GOAL OF THE EXERCISE>
Scan the data for "converter" and copy the lines it appears in.

PROVIDED DATA>
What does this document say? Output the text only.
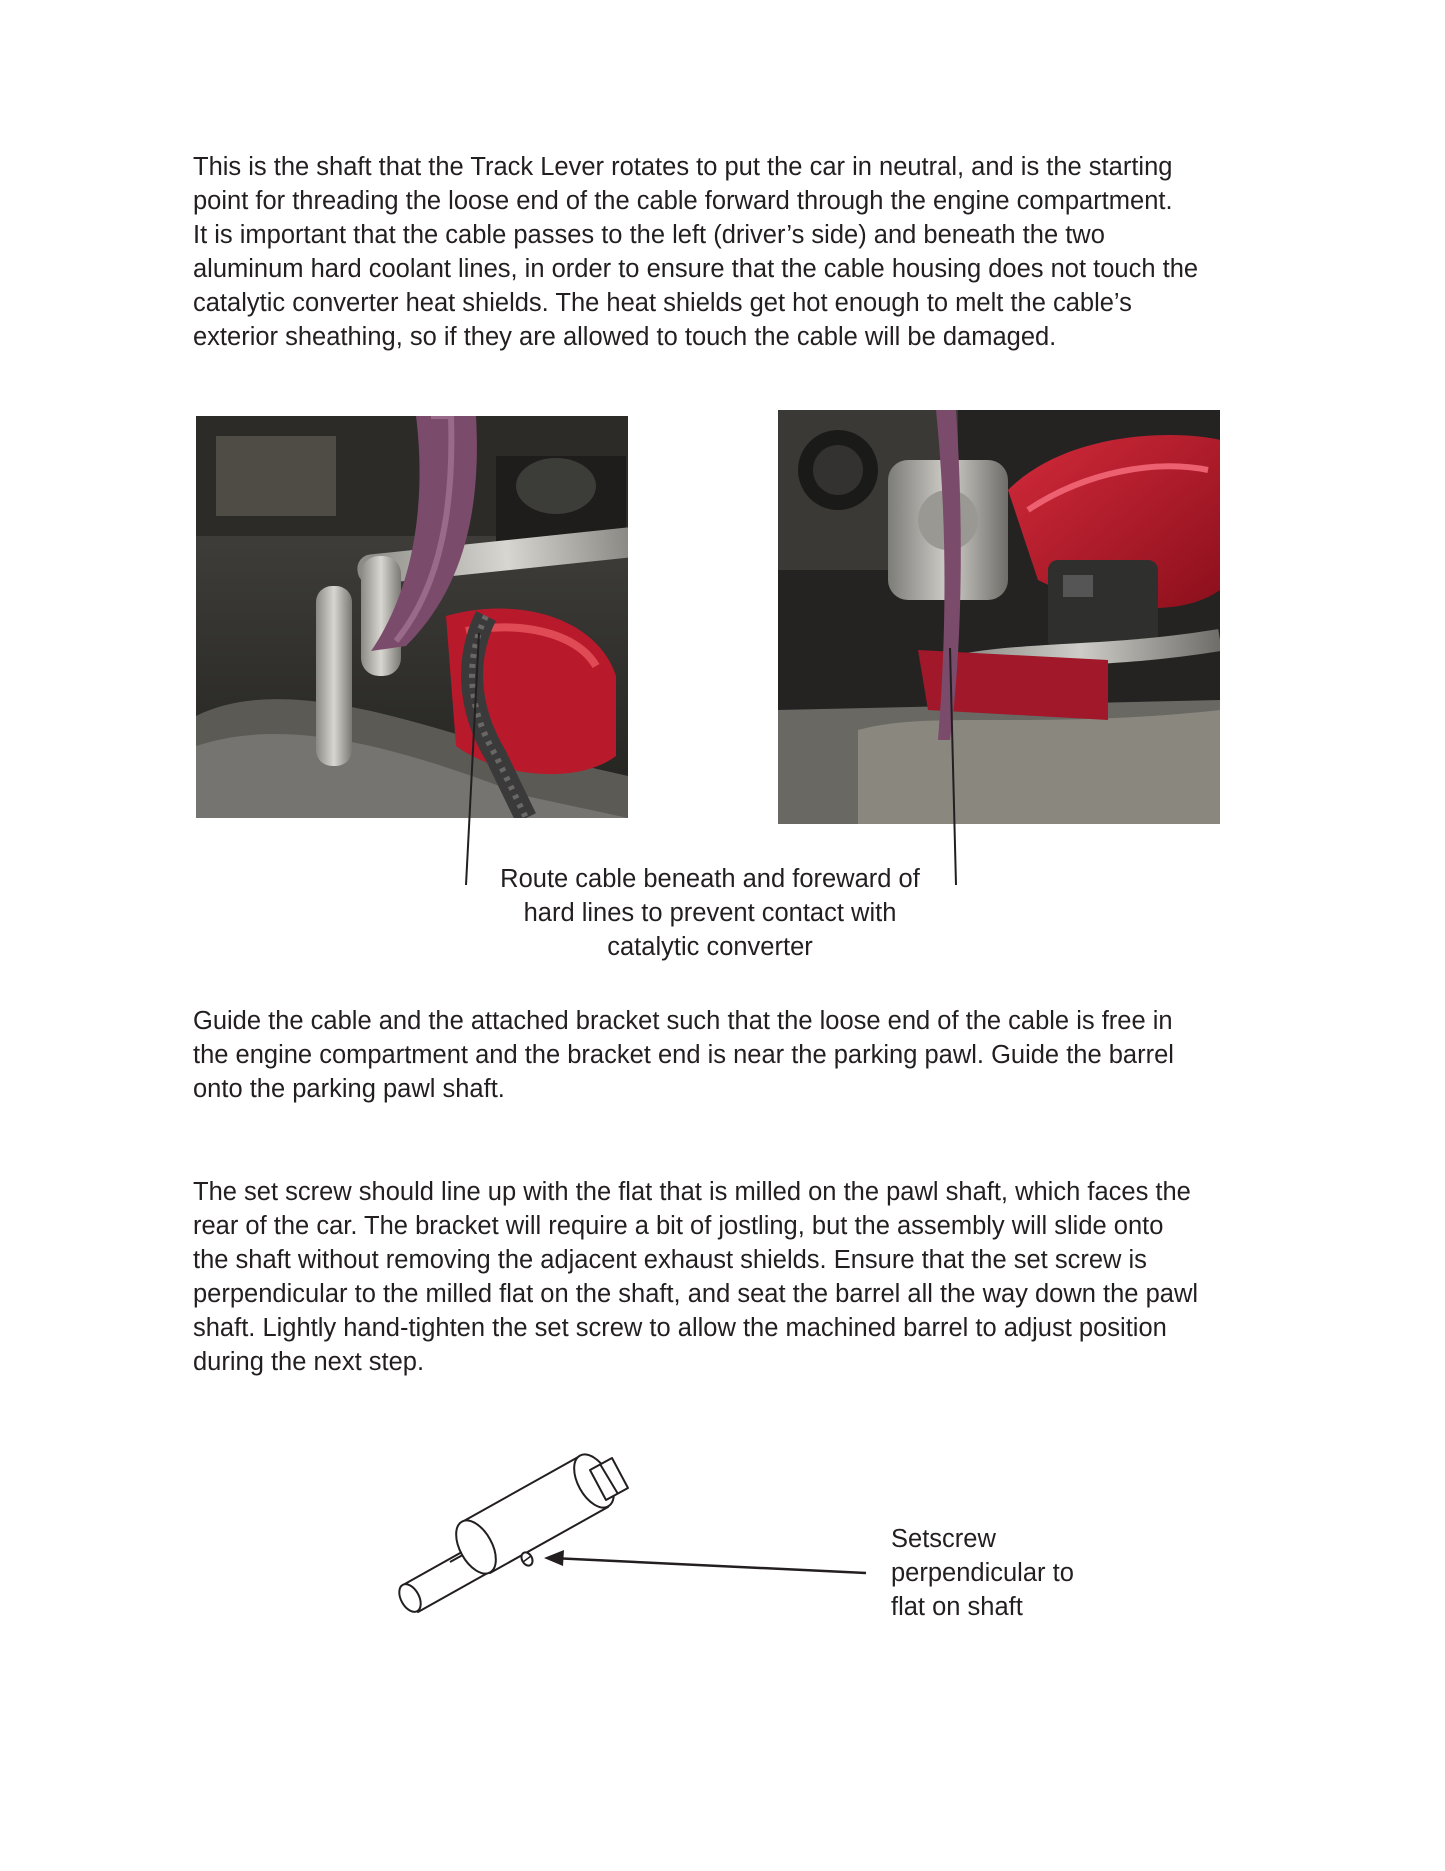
This is the shaft that the Track Lever rotates to put the car in neutral, and is the starting
point for threading the loose end of the cable forward through the engine compartment.
It is important that the cable passes to the left (driver’s side) and beneath the two
aluminum hard coolant lines, in order to ensure that the cable housing does not touch the
catalytic converter heat shields. The heat shields get hot enough to melt the cable’s
exterior sheathing, so if they are allowed to touch the cable will be damaged.

Route cable beneath and foreward of
hard lines to prevent contact with
catalytic converter

Guide the cable and the attached bracket such that the loose end of the cable is free in
the engine compartment and the bracket end is near the parking pawl. Guide the barrel
onto the parking pawl shaft.

The set screw should line up with the flat that is milled on the pawl shaft, which faces the
rear of the car. The bracket will require a bit of jostling, but the assembly will slide onto
the shaft without removing the adjacent exhaust shields. Ensure that the set screw is
perpendicular to the milled flat on the shaft, and seat the barrel all the way down the pawl
shaft. Lightly hand-tighten the set screw to allow the machined barrel to adjust position
during the next step.

Setscrew
perpendicular to
flat on shaft
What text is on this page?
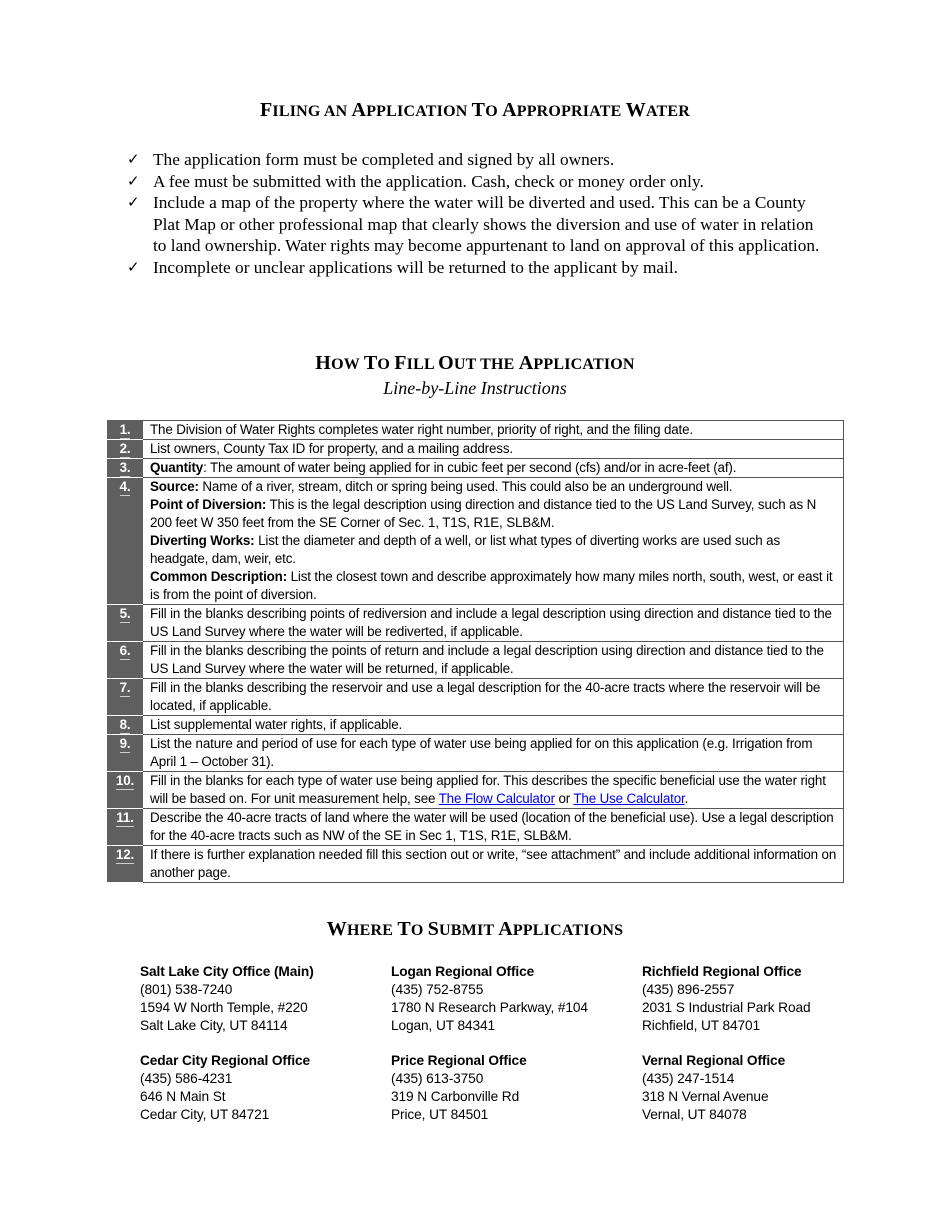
FILING AN APPLICATION TO APPROPRIATE WATER
✓ The application form must be completed and signed by all owners.
✓ A fee must be submitted with the application. Cash, check or money order only.
✓ Include a map of the property where the water will be diverted and used. This can be a County Plat Map or other professional map that clearly shows the diversion and use of water in relation to land ownership. Water rights may become appurtenant to land on approval of this application.
✓ Incomplete or unclear applications will be returned to the applicant by mail.
HOW TO FILL OUT THE APPLICATION
Line-by-Line Instructions
1.	The Division of Water Rights completes water right number, priority of right, and the filing date.
2.	List owners, County Tax ID for property, and a mailing address.
3.	Quantity: The amount of water being applied for in cubic feet per second (cfs) and/or in acre-feet (af).
4.	Source: Name of a river, stream, ditch or spring being used. This could also be an underground well.
Point of Diversion: This is the legal description using direction and distance tied to the US Land Survey, such as N 200 feet W 350 feet from the SE Corner of Sec. 1, T1S, R1E, SLB&M.
Diverting Works: List the diameter and depth of a well, or list what types of diverting works are used such as headgate, dam, weir, etc.
Common Description: List the closest town and describe approximately how many miles north, south, west, or east it is from the point of diversion.

5.	Fill in the blanks describing points of rediversion and include a legal description using direction and distance tied to the US Land Survey where the water will be rediverted, if applicable.
6.	Fill in the blanks describing the points of return and include a legal description using direction and distance tied to the US Land Survey where the water will be returned, if applicable.
7.	Fill in the blanks describing the reservoir and use a legal description for the 40-acre tracts where the reservoir will be located, if applicable.
8.	List supplemental water rights, if applicable.
9.	List the nature and period of use for each type of water use being applied for on this application (e.g. Irrigation from April 1 – October 31).
10.	Fill in the blanks for each type of water use being applied for. This describes the specific beneficial use the water right will be based on. For unit measurement help, see The Flow Calculator or The Use Calculator.
11.	Describe the 40-acre tracts of land where the water will be used (location of the beneficial use). Use a legal description for the 40-acre tracts such as NW of the SE in Sec 1, T1S, R1E, SLB&M.
12.	If there is further explanation needed fill this section out or write, “see attachment” and include additional information on another page.
WHERE TO SUBMIT APPLICATIONS
Salt Lake City Office (Main)
(801) 538-7240
1594 W North Temple, #220
Salt Lake City, UT 84114
Logan Regional Office
(435) 752-8755
1780 N Research Parkway, #104
Logan, UT 84341
Richfield Regional Office
(435) 896-2557
2031 S Industrial Park Road
Richfield, UT 84701
Cedar City Regional Office
(435) 586-4231
646 N Main St
Cedar City, UT 84721
Price Regional Office
(435) 613-3750
319 N Carbonville Rd
Price, UT 84501
Vernal Regional Office
(435) 247-1514
318 N Vernal Avenue
Vernal, UT 84078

RESPONSE TO THE TASK>
catalytic converter heat shields. The heat shields get hot enough to melt the cable’s
catalytic converter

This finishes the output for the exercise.